ENTRIES SHOWN:
%%
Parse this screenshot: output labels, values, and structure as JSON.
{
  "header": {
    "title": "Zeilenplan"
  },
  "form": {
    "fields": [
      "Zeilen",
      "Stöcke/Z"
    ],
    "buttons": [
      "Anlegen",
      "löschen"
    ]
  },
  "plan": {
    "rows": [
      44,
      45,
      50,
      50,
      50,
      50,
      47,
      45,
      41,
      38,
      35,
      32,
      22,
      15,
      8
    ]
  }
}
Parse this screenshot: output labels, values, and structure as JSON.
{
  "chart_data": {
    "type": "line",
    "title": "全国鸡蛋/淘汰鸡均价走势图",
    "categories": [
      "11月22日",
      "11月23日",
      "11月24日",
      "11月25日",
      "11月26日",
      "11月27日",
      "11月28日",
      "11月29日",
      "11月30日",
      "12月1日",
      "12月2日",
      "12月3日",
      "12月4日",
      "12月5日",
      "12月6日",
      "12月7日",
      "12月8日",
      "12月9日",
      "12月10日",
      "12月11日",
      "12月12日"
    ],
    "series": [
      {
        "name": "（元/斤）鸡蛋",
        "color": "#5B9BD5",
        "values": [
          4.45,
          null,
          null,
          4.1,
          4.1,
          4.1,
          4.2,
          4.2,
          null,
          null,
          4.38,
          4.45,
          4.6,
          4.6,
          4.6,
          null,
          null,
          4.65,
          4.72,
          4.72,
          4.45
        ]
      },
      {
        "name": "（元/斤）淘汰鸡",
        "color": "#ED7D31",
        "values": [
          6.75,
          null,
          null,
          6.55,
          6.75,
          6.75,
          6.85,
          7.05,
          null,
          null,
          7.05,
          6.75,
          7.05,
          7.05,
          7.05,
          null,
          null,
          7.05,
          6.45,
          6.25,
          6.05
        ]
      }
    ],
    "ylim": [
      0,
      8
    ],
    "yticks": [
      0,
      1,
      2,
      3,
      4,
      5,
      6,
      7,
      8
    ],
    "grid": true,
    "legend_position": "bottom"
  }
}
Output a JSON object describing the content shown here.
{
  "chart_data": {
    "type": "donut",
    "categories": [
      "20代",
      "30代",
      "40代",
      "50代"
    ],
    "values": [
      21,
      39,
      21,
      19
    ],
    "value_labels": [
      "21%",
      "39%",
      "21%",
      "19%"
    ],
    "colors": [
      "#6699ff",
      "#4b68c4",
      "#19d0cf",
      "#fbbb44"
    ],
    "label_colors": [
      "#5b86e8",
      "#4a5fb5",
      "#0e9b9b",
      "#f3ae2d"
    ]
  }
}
%%
WHAT YOU ARE ASKED TO DO: Every line above should be printed again exactly as it stands.

RESPONSE TO THIS TASK:
Parse this screenshot: output labels, values, and structure as JSON.
{
  "header": {
    "title": "Zeilenplan"
  },
  "form": {
    "fields": [
      "Zeilen",
      "Stöcke/Z"
    ],
    "buttons": [
      "Anlegen",
      "löschen"
    ]
  },
  "plan": {
    "rows": [
      44,
      45,
      50,
      50,
      50,
      50,
      47,
      45,
      41,
      38,
      35,
      32,
      22,
      15,
      8
    ]
  }
}
Parse this screenshot: output labels, values, and structure as JSON.
{
  "chart_data": {
    "type": "line",
    "title": "全国鸡蛋/淘汰鸡均价走势图",
    "categories": [
      "11月22日",
      "11月23日",
      "11月24日",
      "11月25日",
      "11月26日",
      "11月27日",
      "11月28日",
      "11月29日",
      "11月30日",
      "12月1日",
      "12月2日",
      "12月3日",
      "12月4日",
      "12月5日",
      "12月6日",
      "12月7日",
      "12月8日",
      "12月9日",
      "12月10日",
      "12月11日",
      "12月12日"
    ],
    "series": [
      {
        "name": "（元/斤）鸡蛋",
        "color": "#5B9BD5",
        "values": [
          4.45,
          null,
          null,
          4.1,
          4.1,
          4.1,
          4.2,
          4.2,
          null,
          null,
          4.38,
          4.45,
          4.6,
          4.6,
          4.6,
          null,
          null,
          4.65,
          4.72,
          4.72,
          4.45
        ]
      },
      {
        "name": "（元/斤）淘汰鸡",
        "color": "#ED7D31",
        "values": [
          6.75,
          null,
          null,
          6.55,
          6.75,
          6.75,
          6.85,
          7.05,
          null,
          null,
          7.05,
          6.75,
          7.05,
          7.05,
          7.05,
          null,
          null,
          7.05,
          6.45,
          6.25,
          6.05
        ]
      }
    ],
    "ylim": [
      0,
      8
    ],
    "yticks": [
      0,
      1,
      2,
      3,
      4,
      5,
      6,
      7,
      8
    ],
    "grid": true,
    "legend_position": "bottom"
  }
}
Output a JSON object describing the content shown here.
{
  "chart_data": {
    "type": "donut",
    "categories": [
      "20代",
      "30代",
      "40代",
      "50代"
    ],
    "values": [
      21,
      39,
      21,
      19
    ],
    "value_labels": [
      "21%",
      "39%",
      "21%",
      "19%"
    ],
    "colors": [
      "#6699ff",
      "#4b68c4",
      "#19d0cf",
      "#fbbb44"
    ],
    "label_colors": [
      "#5b86e8",
      "#4a5fb5",
      "#0e9b9b",
      "#f3ae2d"
    ]
  }
}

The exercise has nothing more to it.